* _Available data_
↓↓↓

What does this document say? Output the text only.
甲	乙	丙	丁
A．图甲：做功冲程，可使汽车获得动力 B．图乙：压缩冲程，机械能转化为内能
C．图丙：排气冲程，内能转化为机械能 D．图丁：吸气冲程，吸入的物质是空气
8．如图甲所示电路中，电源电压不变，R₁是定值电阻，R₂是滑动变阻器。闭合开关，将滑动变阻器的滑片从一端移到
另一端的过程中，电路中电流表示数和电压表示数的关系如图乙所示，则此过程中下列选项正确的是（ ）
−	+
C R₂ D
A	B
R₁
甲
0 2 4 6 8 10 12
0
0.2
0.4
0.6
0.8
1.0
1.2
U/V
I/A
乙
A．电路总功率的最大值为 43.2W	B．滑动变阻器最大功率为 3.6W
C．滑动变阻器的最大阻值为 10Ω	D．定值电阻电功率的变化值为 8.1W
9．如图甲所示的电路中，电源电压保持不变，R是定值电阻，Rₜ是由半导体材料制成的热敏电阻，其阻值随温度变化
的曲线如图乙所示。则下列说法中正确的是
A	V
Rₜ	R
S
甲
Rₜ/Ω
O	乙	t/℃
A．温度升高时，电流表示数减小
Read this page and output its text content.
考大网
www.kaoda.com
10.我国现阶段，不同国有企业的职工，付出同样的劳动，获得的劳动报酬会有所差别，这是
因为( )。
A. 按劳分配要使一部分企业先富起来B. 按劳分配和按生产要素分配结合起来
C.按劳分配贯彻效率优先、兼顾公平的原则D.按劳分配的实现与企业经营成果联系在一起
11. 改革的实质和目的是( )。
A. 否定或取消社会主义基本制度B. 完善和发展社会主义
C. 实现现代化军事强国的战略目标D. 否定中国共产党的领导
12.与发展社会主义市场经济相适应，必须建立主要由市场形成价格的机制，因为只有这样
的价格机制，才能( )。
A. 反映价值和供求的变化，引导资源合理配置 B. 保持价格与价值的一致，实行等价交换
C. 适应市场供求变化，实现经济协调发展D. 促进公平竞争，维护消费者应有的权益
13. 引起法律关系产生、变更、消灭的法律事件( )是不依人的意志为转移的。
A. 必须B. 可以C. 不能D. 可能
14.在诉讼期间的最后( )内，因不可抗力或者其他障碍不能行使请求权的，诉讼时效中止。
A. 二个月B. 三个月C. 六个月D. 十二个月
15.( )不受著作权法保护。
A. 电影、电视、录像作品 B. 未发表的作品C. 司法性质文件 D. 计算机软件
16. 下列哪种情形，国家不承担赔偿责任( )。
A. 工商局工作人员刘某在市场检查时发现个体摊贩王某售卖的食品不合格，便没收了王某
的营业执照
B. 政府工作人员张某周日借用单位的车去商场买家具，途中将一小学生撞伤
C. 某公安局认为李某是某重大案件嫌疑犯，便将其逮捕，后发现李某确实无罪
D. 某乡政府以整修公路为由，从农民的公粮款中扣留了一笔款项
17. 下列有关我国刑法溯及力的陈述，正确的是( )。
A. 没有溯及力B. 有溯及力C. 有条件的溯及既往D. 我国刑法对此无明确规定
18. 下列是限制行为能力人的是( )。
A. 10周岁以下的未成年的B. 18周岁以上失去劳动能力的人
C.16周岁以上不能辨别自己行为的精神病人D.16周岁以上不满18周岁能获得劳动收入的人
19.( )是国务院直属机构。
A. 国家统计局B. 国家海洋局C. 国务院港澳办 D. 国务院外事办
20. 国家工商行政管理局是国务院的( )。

↑↑↑
↓↓↓

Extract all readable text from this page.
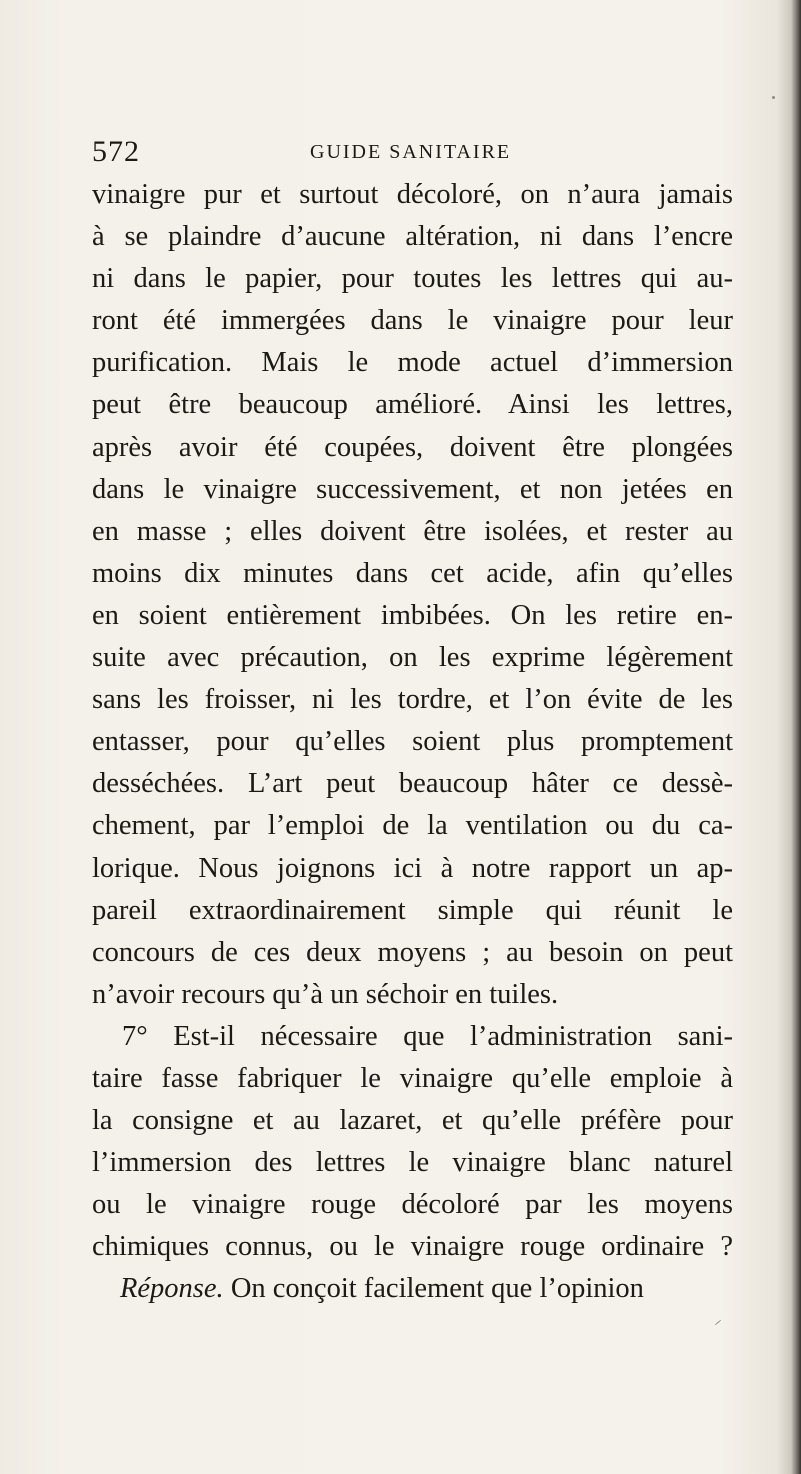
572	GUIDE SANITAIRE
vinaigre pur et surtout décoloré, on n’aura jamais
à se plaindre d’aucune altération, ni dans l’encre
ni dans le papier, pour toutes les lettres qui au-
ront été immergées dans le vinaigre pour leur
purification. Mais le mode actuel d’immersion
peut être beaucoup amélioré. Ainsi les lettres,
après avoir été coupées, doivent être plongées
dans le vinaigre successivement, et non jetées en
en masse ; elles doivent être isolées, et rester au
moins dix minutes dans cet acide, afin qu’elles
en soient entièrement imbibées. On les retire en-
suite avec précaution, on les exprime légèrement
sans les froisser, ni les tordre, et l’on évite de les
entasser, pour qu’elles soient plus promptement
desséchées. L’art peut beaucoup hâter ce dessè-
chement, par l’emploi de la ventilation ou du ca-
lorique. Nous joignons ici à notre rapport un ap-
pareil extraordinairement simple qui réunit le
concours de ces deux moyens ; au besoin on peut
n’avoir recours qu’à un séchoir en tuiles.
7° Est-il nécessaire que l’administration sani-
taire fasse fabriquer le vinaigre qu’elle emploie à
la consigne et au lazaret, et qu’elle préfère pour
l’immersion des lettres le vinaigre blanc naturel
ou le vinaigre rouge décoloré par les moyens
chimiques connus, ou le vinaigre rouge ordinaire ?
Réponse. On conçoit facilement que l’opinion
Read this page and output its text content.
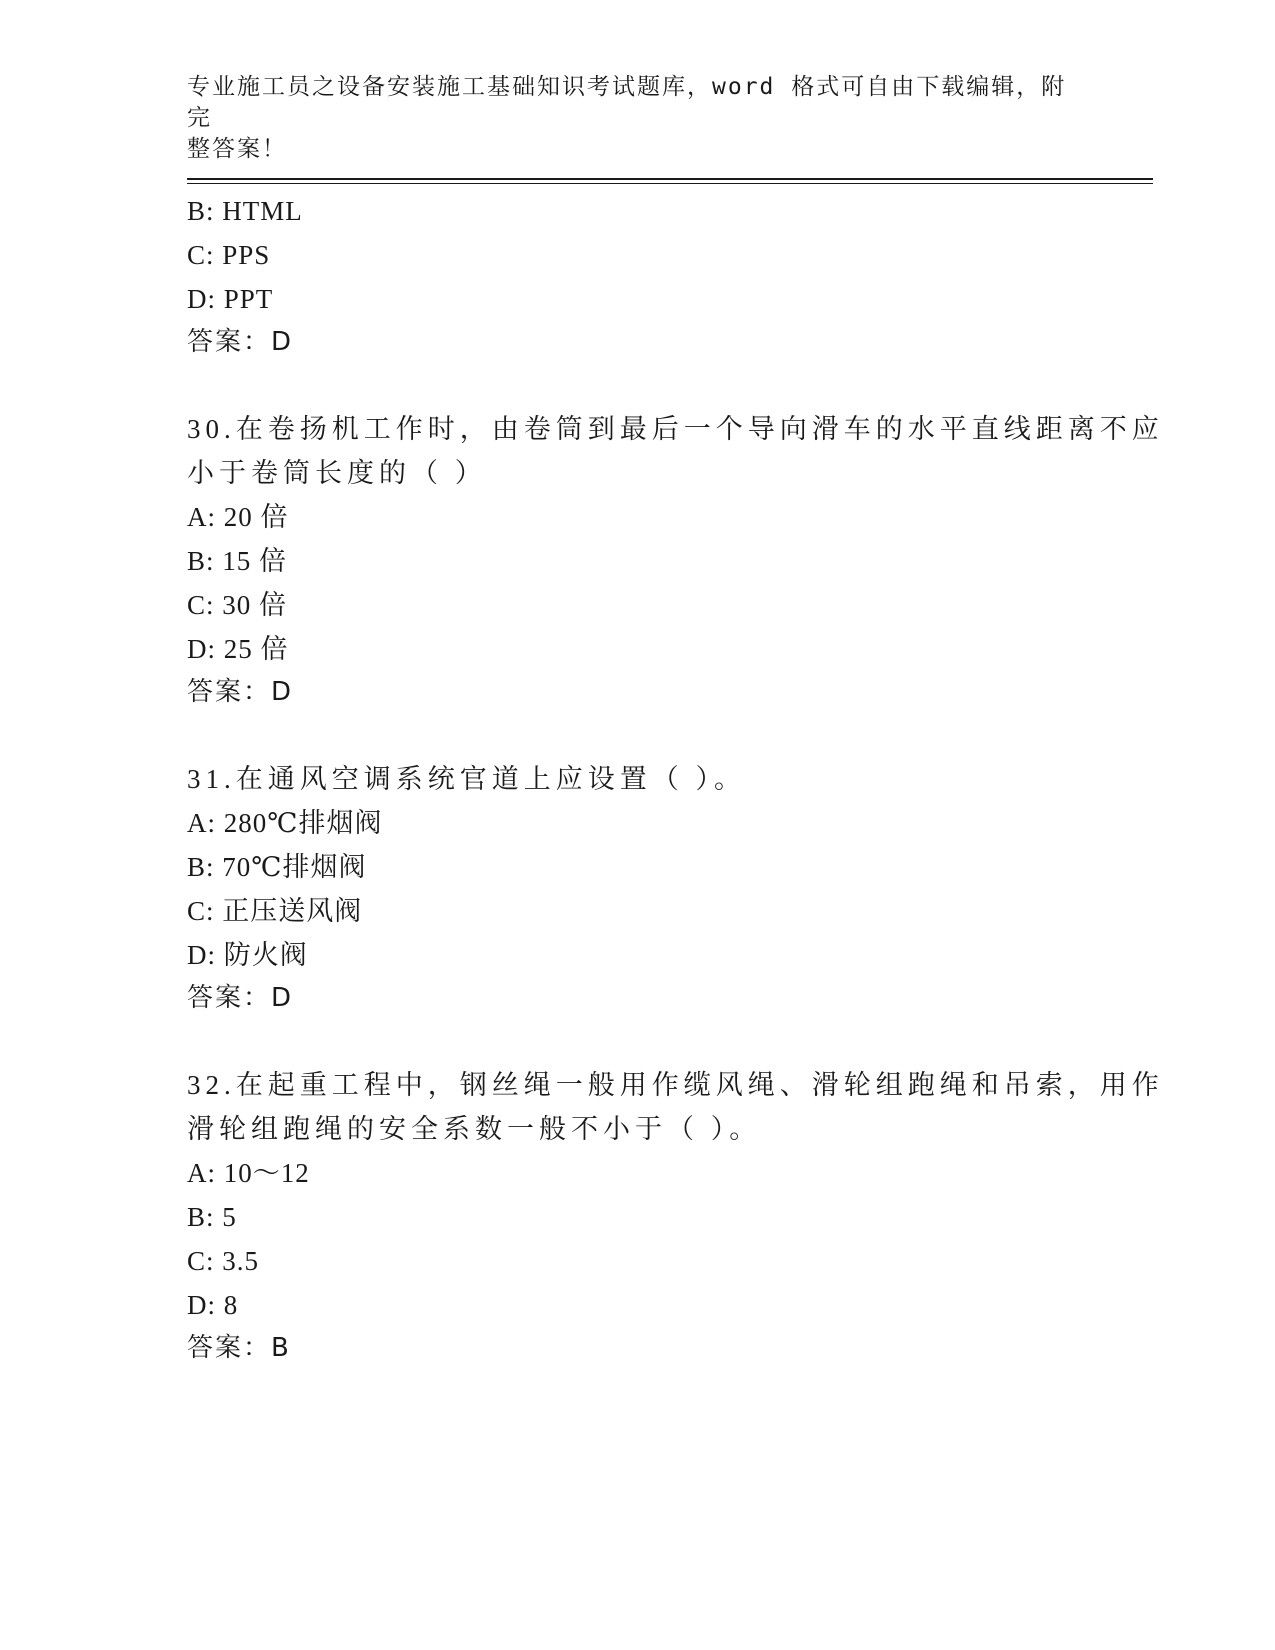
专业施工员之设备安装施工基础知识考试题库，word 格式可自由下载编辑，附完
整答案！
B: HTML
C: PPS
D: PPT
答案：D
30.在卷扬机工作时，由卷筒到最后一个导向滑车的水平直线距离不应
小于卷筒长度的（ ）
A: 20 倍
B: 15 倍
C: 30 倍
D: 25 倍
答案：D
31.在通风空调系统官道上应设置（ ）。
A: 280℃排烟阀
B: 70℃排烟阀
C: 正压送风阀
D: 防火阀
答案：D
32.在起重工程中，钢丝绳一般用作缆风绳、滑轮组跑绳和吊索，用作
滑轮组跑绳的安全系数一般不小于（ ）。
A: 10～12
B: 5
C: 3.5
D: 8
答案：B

↑↑↑

* _Exercise directions_
Gather up the lines containing the word "être" from these records and copy them.

* _Complete response_
peut être beaucoup amélioré. Ainsi les lettres,
après avoir été coupées, doivent être plongées
en masse ; elles doivent être isolées, et rester au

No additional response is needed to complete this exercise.